◆ **YOUR OBJECTIVE**
Give the listing below again in full, exactly as written.

#####

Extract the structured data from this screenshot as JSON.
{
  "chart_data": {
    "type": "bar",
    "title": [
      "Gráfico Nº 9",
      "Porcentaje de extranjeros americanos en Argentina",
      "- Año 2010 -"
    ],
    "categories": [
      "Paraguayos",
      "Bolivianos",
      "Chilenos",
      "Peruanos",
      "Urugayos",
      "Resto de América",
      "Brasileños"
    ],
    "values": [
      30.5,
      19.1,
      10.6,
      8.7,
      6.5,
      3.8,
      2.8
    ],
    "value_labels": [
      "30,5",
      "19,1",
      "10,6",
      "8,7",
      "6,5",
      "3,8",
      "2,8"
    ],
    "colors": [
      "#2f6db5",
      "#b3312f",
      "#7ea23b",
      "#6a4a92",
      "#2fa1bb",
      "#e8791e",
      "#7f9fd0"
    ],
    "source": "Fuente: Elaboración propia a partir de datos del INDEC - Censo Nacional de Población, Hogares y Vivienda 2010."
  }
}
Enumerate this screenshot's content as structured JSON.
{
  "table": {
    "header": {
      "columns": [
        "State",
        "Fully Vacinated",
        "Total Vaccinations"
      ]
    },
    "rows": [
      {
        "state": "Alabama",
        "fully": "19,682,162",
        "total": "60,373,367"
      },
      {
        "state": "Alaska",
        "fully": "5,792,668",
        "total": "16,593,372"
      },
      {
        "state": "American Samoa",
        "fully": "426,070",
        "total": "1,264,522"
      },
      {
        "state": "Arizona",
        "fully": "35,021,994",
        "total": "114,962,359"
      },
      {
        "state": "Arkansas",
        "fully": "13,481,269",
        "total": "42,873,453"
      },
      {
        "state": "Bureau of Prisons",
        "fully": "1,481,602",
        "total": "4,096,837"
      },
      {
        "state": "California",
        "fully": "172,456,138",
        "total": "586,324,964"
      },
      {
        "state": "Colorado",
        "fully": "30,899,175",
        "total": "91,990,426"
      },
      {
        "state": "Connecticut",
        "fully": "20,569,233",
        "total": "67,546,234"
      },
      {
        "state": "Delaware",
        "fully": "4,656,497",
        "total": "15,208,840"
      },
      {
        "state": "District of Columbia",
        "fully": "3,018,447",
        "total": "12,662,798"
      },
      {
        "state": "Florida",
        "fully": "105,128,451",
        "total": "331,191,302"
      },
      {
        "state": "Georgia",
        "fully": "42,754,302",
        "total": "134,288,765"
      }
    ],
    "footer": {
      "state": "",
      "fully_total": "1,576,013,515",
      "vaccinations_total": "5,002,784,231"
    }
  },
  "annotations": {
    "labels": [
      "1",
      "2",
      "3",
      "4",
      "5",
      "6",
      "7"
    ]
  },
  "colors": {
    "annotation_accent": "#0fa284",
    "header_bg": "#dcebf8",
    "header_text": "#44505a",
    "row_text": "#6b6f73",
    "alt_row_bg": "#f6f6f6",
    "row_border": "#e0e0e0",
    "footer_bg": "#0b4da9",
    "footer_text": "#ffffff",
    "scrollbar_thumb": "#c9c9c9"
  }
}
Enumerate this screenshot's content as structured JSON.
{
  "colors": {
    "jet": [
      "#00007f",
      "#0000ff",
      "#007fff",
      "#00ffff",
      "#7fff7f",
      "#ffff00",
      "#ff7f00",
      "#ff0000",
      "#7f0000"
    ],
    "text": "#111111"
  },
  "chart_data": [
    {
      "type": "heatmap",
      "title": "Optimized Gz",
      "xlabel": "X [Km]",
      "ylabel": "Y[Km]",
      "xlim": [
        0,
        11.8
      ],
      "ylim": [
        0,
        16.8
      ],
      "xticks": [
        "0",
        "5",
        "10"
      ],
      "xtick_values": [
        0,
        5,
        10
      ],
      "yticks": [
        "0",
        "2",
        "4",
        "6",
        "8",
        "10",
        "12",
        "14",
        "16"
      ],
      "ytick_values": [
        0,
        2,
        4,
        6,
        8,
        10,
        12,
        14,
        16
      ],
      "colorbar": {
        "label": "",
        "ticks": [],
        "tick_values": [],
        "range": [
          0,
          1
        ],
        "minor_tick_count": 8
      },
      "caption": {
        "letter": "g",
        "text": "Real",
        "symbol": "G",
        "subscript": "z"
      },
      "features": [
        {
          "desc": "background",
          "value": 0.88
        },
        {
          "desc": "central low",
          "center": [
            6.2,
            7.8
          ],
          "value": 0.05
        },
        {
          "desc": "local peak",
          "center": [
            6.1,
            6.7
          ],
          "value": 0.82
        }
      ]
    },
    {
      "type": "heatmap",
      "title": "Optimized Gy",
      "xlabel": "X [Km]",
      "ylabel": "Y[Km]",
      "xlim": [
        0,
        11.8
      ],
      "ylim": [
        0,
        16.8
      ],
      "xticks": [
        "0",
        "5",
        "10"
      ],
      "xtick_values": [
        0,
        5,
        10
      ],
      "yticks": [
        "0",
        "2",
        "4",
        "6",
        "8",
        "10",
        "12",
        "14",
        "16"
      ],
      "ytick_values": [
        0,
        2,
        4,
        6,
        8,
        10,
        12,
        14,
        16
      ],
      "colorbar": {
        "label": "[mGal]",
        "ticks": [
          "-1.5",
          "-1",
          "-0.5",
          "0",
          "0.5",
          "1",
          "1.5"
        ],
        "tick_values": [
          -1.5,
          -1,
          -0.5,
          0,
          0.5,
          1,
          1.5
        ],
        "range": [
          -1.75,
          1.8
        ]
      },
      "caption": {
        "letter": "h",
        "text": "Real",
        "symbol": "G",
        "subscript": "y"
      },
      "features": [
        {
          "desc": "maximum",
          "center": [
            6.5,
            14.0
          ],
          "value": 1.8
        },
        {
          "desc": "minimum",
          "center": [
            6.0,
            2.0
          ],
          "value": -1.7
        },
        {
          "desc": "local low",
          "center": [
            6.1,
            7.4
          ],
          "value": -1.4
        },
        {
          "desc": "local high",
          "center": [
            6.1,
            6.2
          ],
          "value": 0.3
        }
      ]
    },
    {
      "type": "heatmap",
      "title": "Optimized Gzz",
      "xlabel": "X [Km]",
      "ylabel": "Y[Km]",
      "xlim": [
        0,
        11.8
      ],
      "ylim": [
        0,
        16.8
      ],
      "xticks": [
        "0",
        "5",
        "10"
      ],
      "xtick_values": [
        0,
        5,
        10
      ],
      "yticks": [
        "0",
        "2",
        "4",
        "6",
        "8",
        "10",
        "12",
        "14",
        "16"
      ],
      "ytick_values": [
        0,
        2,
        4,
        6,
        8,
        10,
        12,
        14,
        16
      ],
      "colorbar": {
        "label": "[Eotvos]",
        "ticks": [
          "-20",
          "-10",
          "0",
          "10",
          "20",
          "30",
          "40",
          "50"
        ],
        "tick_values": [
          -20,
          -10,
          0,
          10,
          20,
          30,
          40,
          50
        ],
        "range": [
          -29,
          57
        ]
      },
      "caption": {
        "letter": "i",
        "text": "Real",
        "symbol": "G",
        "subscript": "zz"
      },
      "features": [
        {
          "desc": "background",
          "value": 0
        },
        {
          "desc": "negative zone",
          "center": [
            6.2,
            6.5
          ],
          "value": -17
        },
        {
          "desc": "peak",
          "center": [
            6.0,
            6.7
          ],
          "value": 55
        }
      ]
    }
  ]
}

#####

◆ **COMPLETED EXERCISE**
Extract the structured data from this screenshot as JSON.
{
  "chart_data": {
    "type": "bar",
    "title": [
      "Gráfico Nº 9",
      "Porcentaje de extranjeros americanos en Argentina",
      "- Año 2010 -"
    ],
    "categories": [
      "Paraguayos",
      "Bolivianos",
      "Chilenos",
      "Peruanos",
      "Urugayos",
      "Resto de América",
      "Brasileños"
    ],
    "values": [
      30.5,
      19.1,
      10.6,
      8.7,
      6.5,
      3.8,
      2.8
    ],
    "value_labels": [
      "30,5",
      "19,1",
      "10,6",
      "8,7",
      "6,5",
      "3,8",
      "2,8"
    ],
    "colors": [
      "#2f6db5",
      "#b3312f",
      "#7ea23b",
      "#6a4a92",
      "#2fa1bb",
      "#e8791e",
      "#7f9fd0"
    ],
    "source": "Fuente: Elaboración propia a partir de datos del INDEC - Censo Nacional de Población, Hogares y Vivienda 2010."
  }
}
Enumerate this screenshot's content as structured JSON.
{
  "table": {
    "header": {
      "columns": [
        "State",
        "Fully Vacinated",
        "Total Vaccinations"
      ]
    },
    "rows": [
      {
        "state": "Alabama",
        "fully": "19,682,162",
        "total": "60,373,367"
      },
      {
        "state": "Alaska",
        "fully": "5,792,668",
        "total": "16,593,372"
      },
      {
        "state": "American Samoa",
        "fully": "426,070",
        "total": "1,264,522"
      },
      {
        "state": "Arizona",
        "fully": "35,021,994",
        "total": "114,962,359"
      },
      {
        "state": "Arkansas",
        "fully": "13,481,269",
        "total": "42,873,453"
      },
      {
        "state": "Bureau of Prisons",
        "fully": "1,481,602",
        "total": "4,096,837"
      },
      {
        "state": "California",
        "fully": "172,456,138",
        "total": "586,324,964"
      },
      {
        "state": "Colorado",
        "fully": "30,899,175",
        "total": "91,990,426"
      },
      {
        "state": "Connecticut",
        "fully": "20,569,233",
        "total": "67,546,234"
      },
      {
        "state": "Delaware",
        "fully": "4,656,497",
        "total": "15,208,840"
      },
      {
        "state": "District of Columbia",
        "fully": "3,018,447",
        "total": "12,662,798"
      },
      {
        "state": "Florida",
        "fully": "105,128,451",
        "total": "331,191,302"
      },
      {
        "state": "Georgia",
        "fully": "42,754,302",
        "total": "134,288,765"
      }
    ],
    "footer": {
      "state": "",
      "fully_total": "1,576,013,515",
      "vaccinations_total": "5,002,784,231"
    }
  },
  "annotations": {
    "labels": [
      "1",
      "2",
      "3",
      "4",
      "5",
      "6",
      "7"
    ]
  },
  "colors": {
    "annotation_accent": "#0fa284",
    "header_bg": "#dcebf8",
    "header_text": "#44505a",
    "row_text": "#6b6f73",
    "alt_row_bg": "#f6f6f6",
    "row_border": "#e0e0e0",
    "footer_bg": "#0b4da9",
    "footer_text": "#ffffff",
    "scrollbar_thumb": "#c9c9c9"
  }
}
Enumerate this screenshot's content as structured JSON.
{
  "colors": {
    "jet": [
      "#00007f",
      "#0000ff",
      "#007fff",
      "#00ffff",
      "#7fff7f",
      "#ffff00",
      "#ff7f00",
      "#ff0000",
      "#7f0000"
    ],
    "text": "#111111"
  },
  "chart_data": [
    {
      "type": "heatmap",
      "title": "Optimized Gz",
      "xlabel": "X [Km]",
      "ylabel": "Y[Km]",
      "xlim": [
        0,
        11.8
      ],
      "ylim": [
        0,
        16.8
      ],
      "xticks": [
        "0",
        "5",
        "10"
      ],
      "xtick_values": [
        0,
        5,
        10
      ],
      "yticks": [
        "0",
        "2",
        "4",
        "6",
        "8",
        "10",
        "12",
        "14",
        "16"
      ],
      "ytick_values": [
        0,
        2,
        4,
        6,
        8,
        10,
        12,
        14,
        16
      ],
      "colorbar": {
        "label": "",
        "ticks": [],
        "tick_values": [],
        "range": [
          0,
          1
        ],
        "minor_tick_count": 8
      },
      "caption": {
        "letter": "g",
        "text": "Real",
        "symbol": "G",
        "subscript": "z"
      },
      "features": [
        {
          "desc": "background",
          "value": 0.88
        },
        {
          "desc": "central low",
          "center": [
            6.2,
            7.8
          ],
          "value": 0.05
        },
        {
          "desc": "local peak",
          "center": [
            6.1,
            6.7
          ],
          "value": 0.82
        }
      ]
    },
    {
      "type": "heatmap",
      "title": "Optimized Gy",
      "xlabel": "X [Km]",
      "ylabel": "Y[Km]",
      "xlim": [
        0,
        11.8
      ],
      "ylim": [
        0,
        16.8
      ],
      "xticks": [
        "0",
        "5",
        "10"
      ],
      "xtick_values": [
        0,
        5,
        10
      ],
      "yticks": [
        "0",
        "2",
        "4",
        "6",
        "8",
        "10",
        "12",
        "14",
        "16"
      ],
      "ytick_values": [
        0,
        2,
        4,
        6,
        8,
        10,
        12,
        14,
        16
      ],
      "colorbar": {
        "label": "[mGal]",
        "ticks": [
          "-1.5",
          "-1",
          "-0.5",
          "0",
          "0.5",
          "1",
          "1.5"
        ],
        "tick_values": [
          -1.5,
          -1,
          -0.5,
          0,
          0.5,
          1,
          1.5
        ],
        "range": [
          -1.75,
          1.8
        ]
      },
      "caption": {
        "letter": "h",
        "text": "Real",
        "symbol": "G",
        "subscript": "y"
      },
      "features": [
        {
          "desc": "maximum",
          "center": [
            6.5,
            14.0
          ],
          "value": 1.8
        },
        {
          "desc": "minimum",
          "center": [
            6.0,
            2.0
          ],
          "value": -1.7
        },
        {
          "desc": "local low",
          "center": [
            6.1,
            7.4
          ],
          "value": -1.4
        },
        {
          "desc": "local high",
          "center": [
            6.1,
            6.2
          ],
          "value": 0.3
        }
      ]
    },
    {
      "type": "heatmap",
      "title": "Optimized Gzz",
      "xlabel": "X [Km]",
      "ylabel": "Y[Km]",
      "xlim": [
        0,
        11.8
      ],
      "ylim": [
        0,
        16.8
      ],
      "xticks": [
        "0",
        "5",
        "10"
      ],
      "xtick_values": [
        0,
        5,
        10
      ],
      "yticks": [
        "0",
        "2",
        "4",
        "6",
        "8",
        "10",
        "12",
        "14",
        "16"
      ],
      "ytick_values": [
        0,
        2,
        4,
        6,
        8,
        10,
        12,
        14,
        16
      ],
      "colorbar": {
        "label": "[Eotvos]",
        "ticks": [
          "-20",
          "-10",
          "0",
          "10",
          "20",
          "30",
          "40",
          "50"
        ],
        "tick_values": [
          -20,
          -10,
          0,
          10,
          20,
          30,
          40,
          50
        ],
        "range": [
          -29,
          57
        ]
      },
      "caption": {
        "letter": "i",
        "text": "Real",
        "symbol": "G",
        "subscript": "zz"
      },
      "features": [
        {
          "desc": "background",
          "value": 0
        },
        {
          "desc": "negative zone",
          "center": [
            6.2,
            6.5
          ],
          "value": -17
        },
        {
          "desc": "peak",
          "center": [
            6.0,
            6.7
          ],
          "value": 55
        }
      ]
    }
  ]
}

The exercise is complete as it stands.